WHAT IS BEING ASKED: Keep the pictures out of the copy and print all the entries below exactly.
##### RECORDS FOR PROCESSING #####
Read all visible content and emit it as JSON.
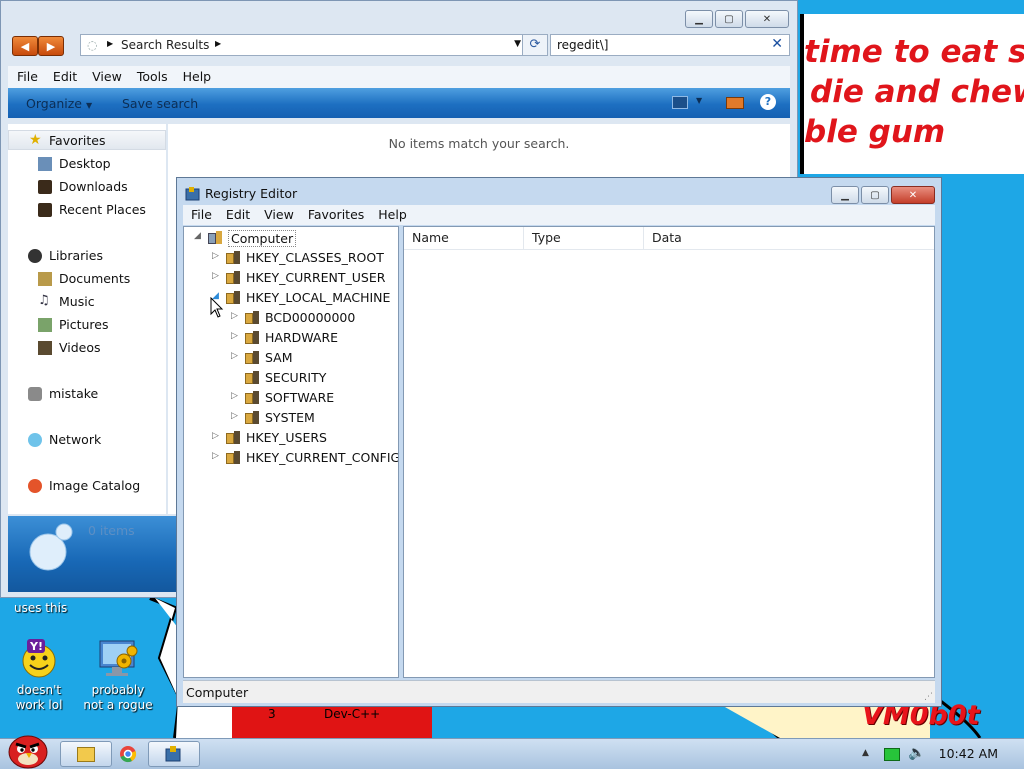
{
  "wallpaper": {
    "top_lines": [
      "time to eat shit",
      "die and chew",
      "ble gum"
    ],
    "uses_this": "uses this",
    "tag": "VM0b0t",
    "task_number": "3",
    "task_label": "Dev-C++"
  },
  "desktop_icons": [
    {
      "label": "doesn't work lol",
      "icon": "yahoo-messenger-icon"
    },
    {
      "label": "probably not a rogue",
      "icon": "monitor-gears-icon"
    }
  ],
  "explorer": {
    "address": "Search Results",
    "search_value": "regedit\\]",
    "menu": [
      "File",
      "Edit",
      "View",
      "Tools",
      "Help"
    ],
    "commands": {
      "organize": "Organize",
      "save_search": "Save search"
    },
    "empty_message": "No items match your search.",
    "status_items": "0 items",
    "nav": {
      "favorites": "Favorites",
      "favorites_items": [
        "Desktop",
        "Downloads",
        "Recent Places"
      ],
      "libraries": "Libraries",
      "libraries_items": [
        "Documents",
        "Music",
        "Pictures",
        "Videos"
      ],
      "homegroup": "mistake",
      "network": "Network",
      "image_catalog": "Image Catalog"
    }
  },
  "regedit": {
    "title": "Registry Editor",
    "menu": [
      "File",
      "Edit",
      "View",
      "Favorites",
      "Help"
    ],
    "tree_root": "Computer",
    "hives": [
      "HKEY_CLASSES_ROOT",
      "HKEY_CURRENT_USER",
      "HKEY_LOCAL_MACHINE"
    ],
    "hklm_children": [
      "BCD00000000",
      "HARDWARE",
      "SAM",
      "SECURITY",
      "SOFTWARE",
      "SYSTEM"
    ],
    "hives_after": [
      "HKEY_USERS",
      "HKEY_CURRENT_CONFIG"
    ],
    "columns": [
      "Name",
      "Type",
      "Data"
    ],
    "status": "Computer"
  },
  "taskbar": {
    "clock": "10:42 AM"
  }
}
#####
OUTPUT OF THE EXERCISE:
Read all visible content and emit it as JSON.
{
  "wallpaper": {
    "top_lines": [
      "time to eat shit",
      "die and chew",
      "ble gum"
    ],
    "uses_this": "uses this",
    "tag": "VM0b0t",
    "task_number": "3",
    "task_label": "Dev-C++"
  },
  "desktop_icons": [
    {
      "label": "doesn't work lol",
      "icon": "yahoo-messenger-icon"
    },
    {
      "label": "probably not a rogue",
      "icon": "monitor-gears-icon"
    }
  ],
  "explorer": {
    "address": "Search Results",
    "search_value": "regedit\\]",
    "menu": [
      "File",
      "Edit",
      "View",
      "Tools",
      "Help"
    ],
    "commands": {
      "organize": "Organize",
      "save_search": "Save search"
    },
    "empty_message": "No items match your search.",
    "status_items": "0 items",
    "nav": {
      "favorites": "Favorites",
      "favorites_items": [
        "Desktop",
        "Downloads",
        "Recent Places"
      ],
      "libraries": "Libraries",
      "libraries_items": [
        "Documents",
        "Music",
        "Pictures",
        "Videos"
      ],
      "homegroup": "mistake",
      "network": "Network",
      "image_catalog": "Image Catalog"
    }
  },
  "regedit": {
    "title": "Registry Editor",
    "menu": [
      "File",
      "Edit",
      "View",
      "Favorites",
      "Help"
    ],
    "tree_root": "Computer",
    "hives": [
      "HKEY_CLASSES_ROOT",
      "HKEY_CURRENT_USER",
      "HKEY_LOCAL_MACHINE"
    ],
    "hklm_children": [
      "BCD00000000",
      "HARDWARE",
      "SAM",
      "SECURITY",
      "SOFTWARE",
      "SYSTEM"
    ],
    "hives_after": [
      "HKEY_USERS",
      "HKEY_CURRENT_CONFIG"
    ],
    "columns": [
      "Name",
      "Type",
      "Data"
    ],
    "status": "Computer"
  },
  "taskbar": {
    "clock": "10:42 AM"
  }
}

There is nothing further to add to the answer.